— Start DATA LISTING —

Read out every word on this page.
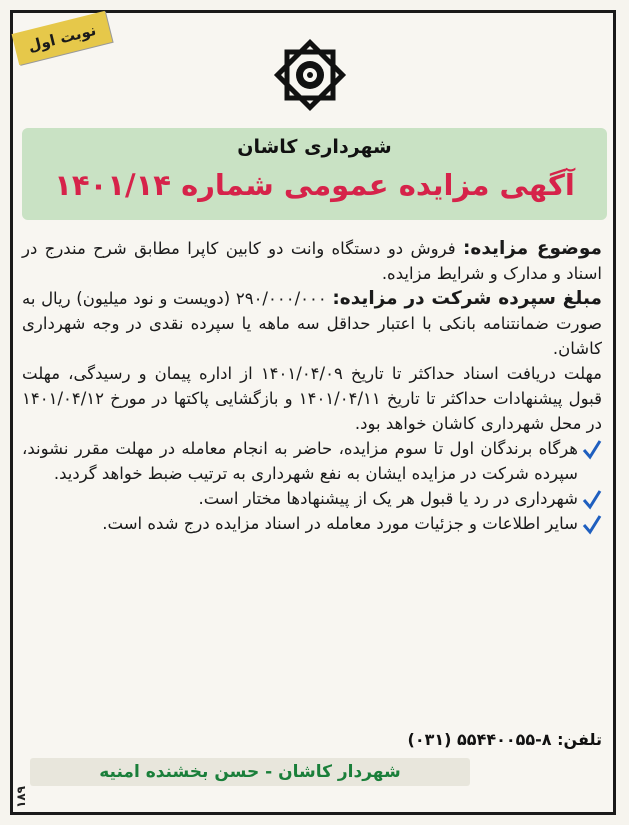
نوبت اول
شهرداری کاشان
آگهی مزایده عمومی شماره ۱۴۰۱/۱۴

موضوع مزایده: فروش دو دستگاه وانت دو کابین کاپرا مطابق شرح مندرج در اسناد و مدارک و شرایط مزایده.

مبلغ سپرده شرکت در مزایده: ۲۹۰/۰۰۰/۰۰۰ (دویست و نود میلیون) ریال به صورت ضمانتنامه بانکی با اعتبار حداقل سه ماهه یا سپرده نقدی در وجه شهرداری کاشان.

مهلت دریافت اسناد حداکثر تا تاریخ ۱۴۰۱/۰۴/۰۹ از اداره پیمان و رسیدگی، مهلت قبول پیشنهادات حداکثر تا تاریخ ۱۴۰۱/۰۴/۱۱ و بازگشایی پاکتها در مورخ ۱۴۰۱/۰۴/۱۲ در محل شهرداری کاشان خواهد بود.

هرگاه برندگان اول تا سوم مزایده، حاضر به انجام معامله در مهلت مقرر نشوند، سپرده شرکت در مزایده ایشان به نفع شهرداری به ترتیب ضبط خواهد گردید.
شهرداری در رد یا قبول هر یک از پیشنهادها مختار است.
سایر اطلاعات و جزئیات مورد معامله در اسناد مزایده درج شده است.
تلفن: ۸-۵۵۴۴۰۰۵۵ (۰۳۱)
شهردار کاشان - حسن بخشنده امنیه
۱۸۹
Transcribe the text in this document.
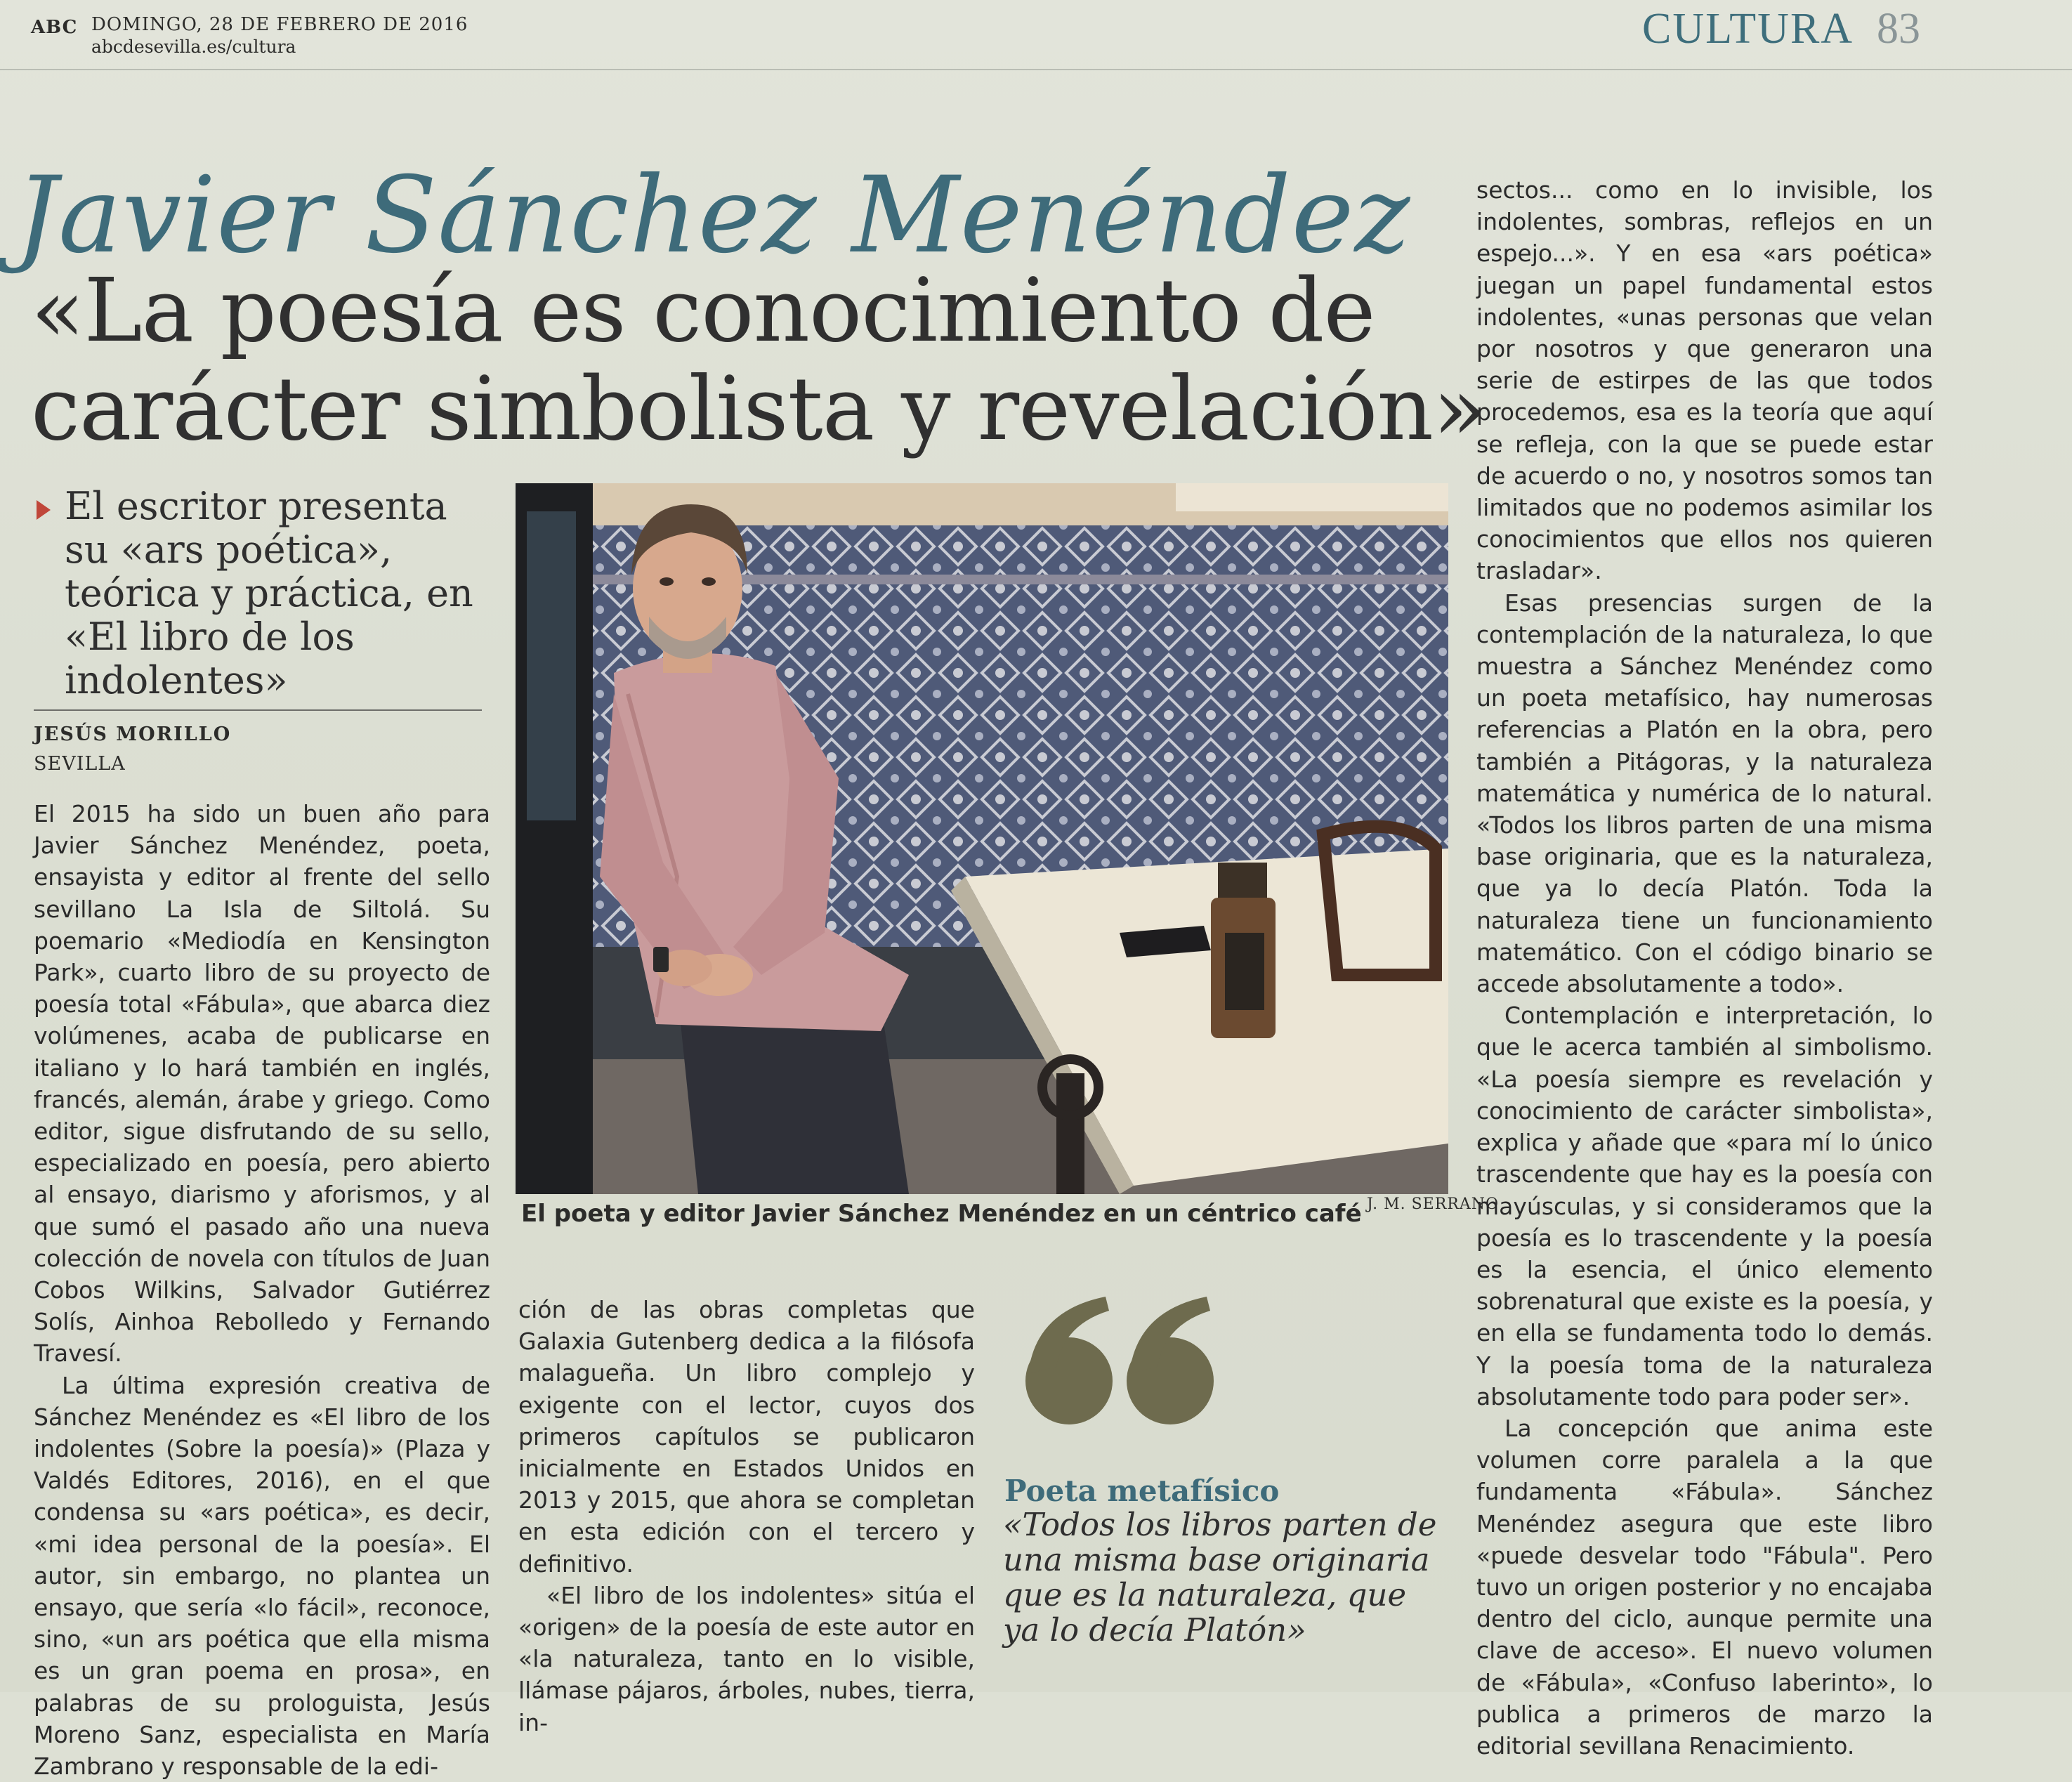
ABC DOMINGO, 28 DE FEBRERO DE 2016
abcdesevilla.es/cultura	CULTURA 83
Javier Sánchez Menéndez
«La poesía es conocimiento de
carácter simbolista y revelación»
El escritor presenta su «ars poética», teórica y práctica, en «El libro de los indolentes»
JESÚS MORILLO
SEVILLA

El 2015 ha sido un buen año para Javier Sánchez Menéndez, poeta, ensayista y editor al frente del sello sevillano La Isla de Siltolá. Su poemario «Mediodía en Kensington Park», cuarto libro de su proyecto de poesía total «Fábula», que abarca diez volúmenes, acaba de publicarse en italiano y lo hará también en inglés, francés, alemán, árabe y griego. Como editor, sigue disfrutando de su sello, especializado en poesía, pero abierto al ensayo, diarismo y aforismos, y al que sumó el pasado año una nueva colección de novela con títulos de Juan Cobos Wilkins, Salvador Gutiérrez Solís, Ainhoa Rebolledo y Fernando Travesí.

La última expresión creativa de Sánchez Menéndez es «El libro de los indolentes (Sobre la poesía)» (Plaza y Valdés Editores, 2016), en el que condensa su «ars poética», es decir, «mi idea personal de la poesía». El autor, sin embargo, no plantea un ensayo, que sería «lo fácil», reconoce, sino, «un ars poética que ella misma es un gran poema en prosa», en palabras de su prologuista, Jesús Moreno Sanz, especialista en María Zambrano y responsable de la edi-

J. M. SERRANO
El poeta y editor Javier Sánchez Menéndez en un céntrico café

ción de las obras completas que Galaxia Gutenberg dedica a la filósofa malagueña. Un libro complejo y exigente con el lector, cuyos dos primeros capítulos se publicaron inicialmente en Estados Unidos en 2013 y 2015, que ahora se completan en esta edición con el tercero y definitivo.

«El libro de los indolentes» sitúa el «origen» de la poesía de este autor en «la naturaleza, tanto en lo visible, llámase pájaros, árboles, nubes, tierra, in-

Poeta metafísico
«Todos los libros parten de una misma base originaria que es la naturaleza, que ya lo decía Platón»

sectos... como en lo invisible, los indolentes, sombras, reflejos en un espejo...». Y en esa «ars poética» juegan un papel fundamental estos indolentes, «unas personas que velan por nosotros y que generaron una serie de estirpes de las que todos procedemos, esa es la teoría que aquí se refleja, con la que se puede estar de acuerdo o no, y nosotros somos tan limitados que no podemos asimilar los conocimientos que ellos nos quieren trasladar».

Esas presencias surgen de la contemplación de la naturaleza, lo que muestra a Sánchez Menéndez como un poeta metafísico, hay numerosas referencias a Platón en la obra, pero también a Pitágoras, y la naturaleza matemática y numérica de lo natural. «Todos los libros parten de una misma base originaria, que es la naturaleza, que ya lo decía Platón. Toda la naturaleza tiene un funcionamiento matemático. Con el código binario se accede absolutamente a todo».

Contemplación e interpretación, lo que le acerca también al simbolismo. «La poesía siempre es revelación y conocimiento de carácter simbolista», explica y añade que «para mí lo único trascendente que hay es la poesía con mayúsculas, y si consideramos que la poesía es lo trascendente y la poesía es la esencia, el único elemento sobrenatural que existe es la poesía, y en ella se fundamenta todo lo demás. Y la poesía toma de la naturaleza absolutamente todo para poder ser».

La concepción que anima este volumen corre paralela a la que fundamenta «Fábula». Sánchez Menéndez asegura que este libro «puede desvelar todo "Fábula". Pero tuvo un origen posterior y no encajaba dentro del ciclo, aunque permite una clave de acceso». El nuevo volumen de «Fábula», «Confuso laberinto», lo publica a primeros de marzo la editorial sevillana Renacimiento.
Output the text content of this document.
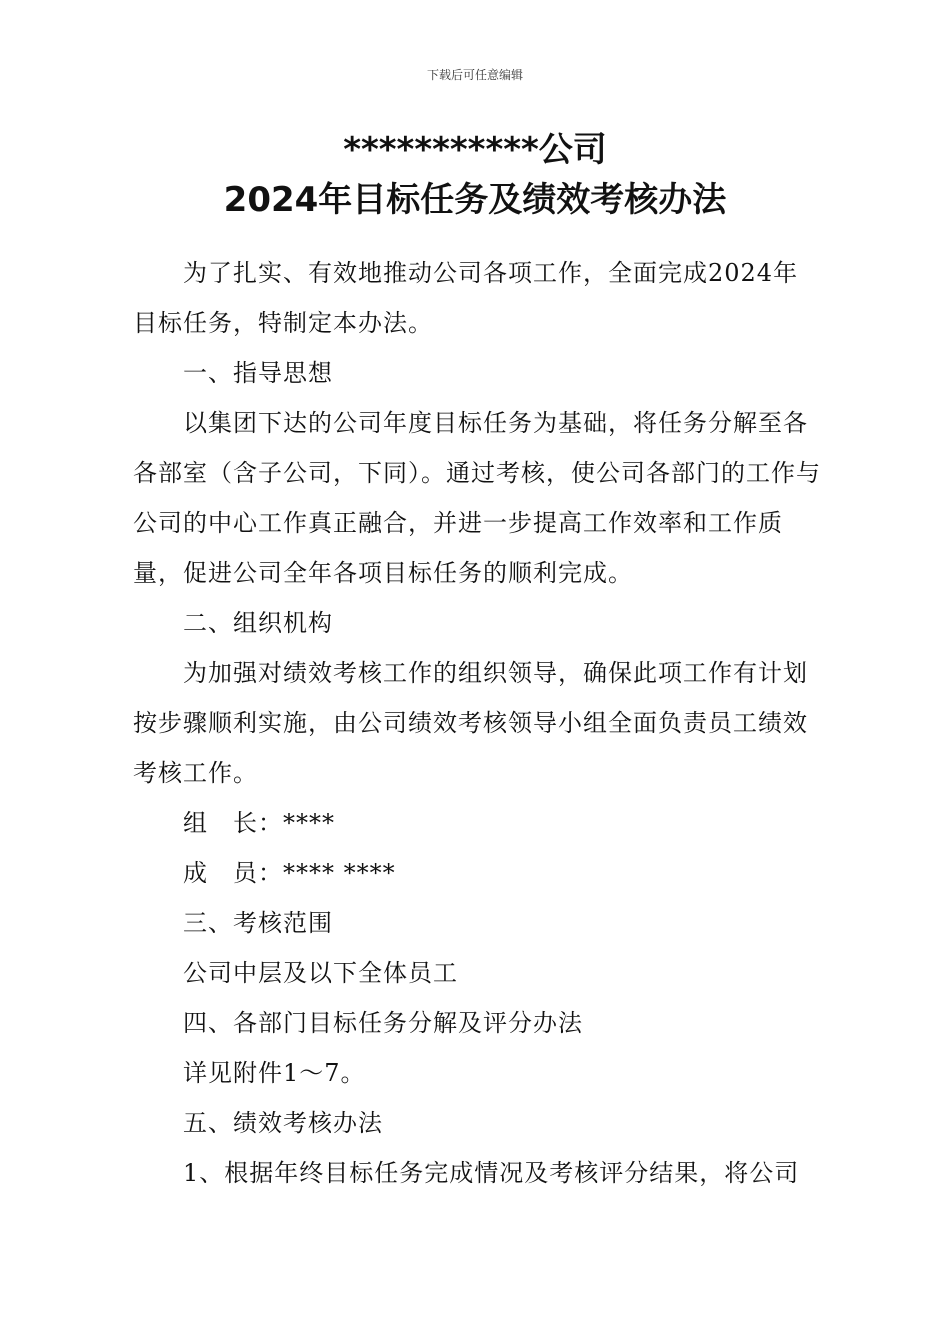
下载后可任意编辑
***********公司
2024年目标任务及绩效考核办法

为了扎实、有效地推动公司各项工作，全面完成2024年目标任务，特制定本办法。

一、指导思想

以集团下达的公司年度目标任务为基础，将任务分解至各各部室（含子公司，下同）。通过考核，使公司各部门的工作与公司的中心工作真正融合，并进一步提高工作效率和工作质量，促进公司全年各项目标任务的顺利完成。

二、组织机构

为加强对绩效考核工作的组织领导，确保此项工作有计划按步骤顺利实施，由公司绩效考核领导小组全面负责员工绩效考核工作。

组　长：****

成　员：**** ****

三、考核范围

公司中层及以下全体员工

四、各部门目标任务分解及评分办法

详见附件1～7。

五、绩效考核办法

1、根据年终目标任务完成情况及考核评分结果，将公司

— End DATA LISTING —

INSTRUCTIONS TO FOLLOW
Repeat the listing verbatim. Skip the pictures.

EXERCISE ANSWER
Read out every word on this page.
نوبت اول
شهرداری کاشان
آگهی مزایده عمومی شماره ۱۴۰۱/۱۴

موضوع مزایده: فروش دو دستگاه وانت دو کابین کاپرا مطابق شرح مندرج در اسناد و مدارک و شرایط مزایده.

مبلغ سپرده شرکت در مزایده: ۲۹۰/۰۰۰/۰۰۰ (دویست و نود میلیون) ریال به صورت ضمانتنامه بانکی با اعتبار حداقل سه ماهه یا سپرده نقدی در وجه شهرداری کاشان.

مهلت دریافت اسناد حداکثر تا تاریخ ۱۴۰۱/۰۴/۰۹ از اداره پیمان و رسیدگی، مهلت قبول پیشنهادات حداکثر تا تاریخ ۱۴۰۱/۰۴/۱۱ و بازگشایی پاکتها در مورخ ۱۴۰۱/۰۴/۱۲ در محل شهرداری کاشان خواهد بود.

هرگاه برندگان اول تا سوم مزایده، حاضر به انجام معامله در مهلت مقرر نشوند، سپرده شرکت در مزایده ایشان به نفع شهرداری به ترتیب ضبط خواهد گردید.
شهرداری در رد یا قبول هر یک از پیشنهادها مختار است.
سایر اطلاعات و جزئیات مورد معامله در اسناد مزایده درج شده است.
تلفن: ۸-۵۵۴۴۰۰۵۵ (۰۳۱)
شهردار کاشان - حسن بخشنده امنیه
۱۸۹
Transcribe the text in this document.
ABC DOMINGO, 28 DE FEBRERO DE 2016
abcdesevilla.es/cultura	CULTURA 83
Javier Sánchez Menéndez
«La poesía es conocimiento de
carácter simbolista y revelación»
El escritor presenta su «ars poética», teórica y práctica, en «El libro de los indolentes»
JESÚS MORILLO
SEVILLA

El 2015 ha sido un buen año para Javier Sánchez Menéndez, poeta, ensayista y editor al frente del sello sevillano La Isla de Siltolá. Su poemario «Mediodía en Kensington Park», cuarto libro de su proyecto de poesía total «Fábula», que abarca diez volúmenes, acaba de publicarse en italiano y lo hará también en inglés, francés, alemán, árabe y griego. Como editor, sigue disfrutando de su sello, especializado en poesía, pero abierto al ensayo, diarismo y aforismos, y al que sumó el pasado año una nueva colección de novela con títulos de Juan Cobos Wilkins, Salvador Gutiérrez Solís, Ainhoa Rebolledo y Fernando Travesí.

La última expresión creativa de Sánchez Menéndez es «El libro de los indolentes (Sobre la poesía)» (Plaza y Valdés Editores, 2016), en el que condensa su «ars poética», es decir, «mi idea personal de la poesía». El autor, sin embargo, no plantea un ensayo, que sería «lo fácil», reconoce, sino, «un ars poética que ella misma es un gran poema en prosa», en palabras de su prologuista, Jesús Moreno Sanz, especialista en María Zambrano y responsable de la edi-

J. M. SERRANO
El poeta y editor Javier Sánchez Menéndez en un céntrico café

ción de las obras completas que Galaxia Gutenberg dedica a la filósofa malagueña. Un libro complejo y exigente con el lector, cuyos dos primeros capítulos se publicaron inicialmente en Estados Unidos en 2013 y 2015, que ahora se completan en esta edición con el tercero y definitivo.

«El libro de los indolentes» sitúa el «origen» de la poesía de este autor en «la naturaleza, tanto en lo visible, llámase pájaros, árboles, nubes, tierra, in-

Poeta metafísico
«Todos los libros parten de una misma base originaria que es la naturaleza, que ya lo decía Platón»

sectos... como en lo invisible, los indolentes, sombras, reflejos en un espejo...». Y en esa «ars poética» juegan un papel fundamental estos indolentes, «unas personas que velan por nosotros y que generaron una serie de estirpes de las que todos procedemos, esa es la teoría que aquí se refleja, con la que se puede estar de acuerdo o no, y nosotros somos tan limitados que no podemos asimilar los conocimientos que ellos nos quieren trasladar».

Esas presencias surgen de la contemplación de la naturaleza, lo que muestra a Sánchez Menéndez como un poeta metafísico, hay numerosas referencias a Platón en la obra, pero también a Pitágoras, y la naturaleza matemática y numérica de lo natural. «Todos los libros parten de una misma base originaria, que es la naturaleza, que ya lo decía Platón. Toda la naturaleza tiene un funcionamiento matemático. Con el código binario se accede absolutamente a todo».

Contemplación e interpretación, lo que le acerca también al simbolismo. «La poesía siempre es revelación y conocimiento de carácter simbolista», explica y añade que «para mí lo único trascendente que hay es la poesía con mayúsculas, y si consideramos que la poesía es lo trascendente y la poesía es la esencia, el único elemento sobrenatural que existe es la poesía, y en ella se fundamenta todo lo demás. Y la poesía toma de la naturaleza absolutamente todo para poder ser».

La concepción que anima este volumen corre paralela a la que fundamenta «Fábula». Sánchez Menéndez asegura que este libro «puede desvelar todo "Fábula". Pero tuvo un origen posterior y no encajaba dentro del ciclo, aunque permite una clave de acceso». El nuevo volumen de «Fábula», «Confuso laberinto», lo publica a primeros de marzo la editorial sevillana Renacimiento.
Output the text content of this document.
下载后可任意编辑
***********公司
2024年目标任务及绩效考核办法

为了扎实、有效地推动公司各项工作，全面完成2024年目标任务，特制定本办法。

一、指导思想

以集团下达的公司年度目标任务为基础，将任务分解至各各部室（含子公司，下同）。通过考核，使公司各部门的工作与公司的中心工作真正融合，并进一步提高工作效率和工作质量，促进公司全年各项目标任务的顺利完成。

二、组织机构

为加强对绩效考核工作的组织领导，确保此项工作有计划按步骤顺利实施，由公司绩效考核领导小组全面负责员工绩效考核工作。

组　长：****

成　员：**** ****

三、考核范围

公司中层及以下全体员工

四、各部门目标任务分解及评分办法

详见附件1～7。

五、绩效考核办法

1、根据年终目标任务完成情况及考核评分结果，将公司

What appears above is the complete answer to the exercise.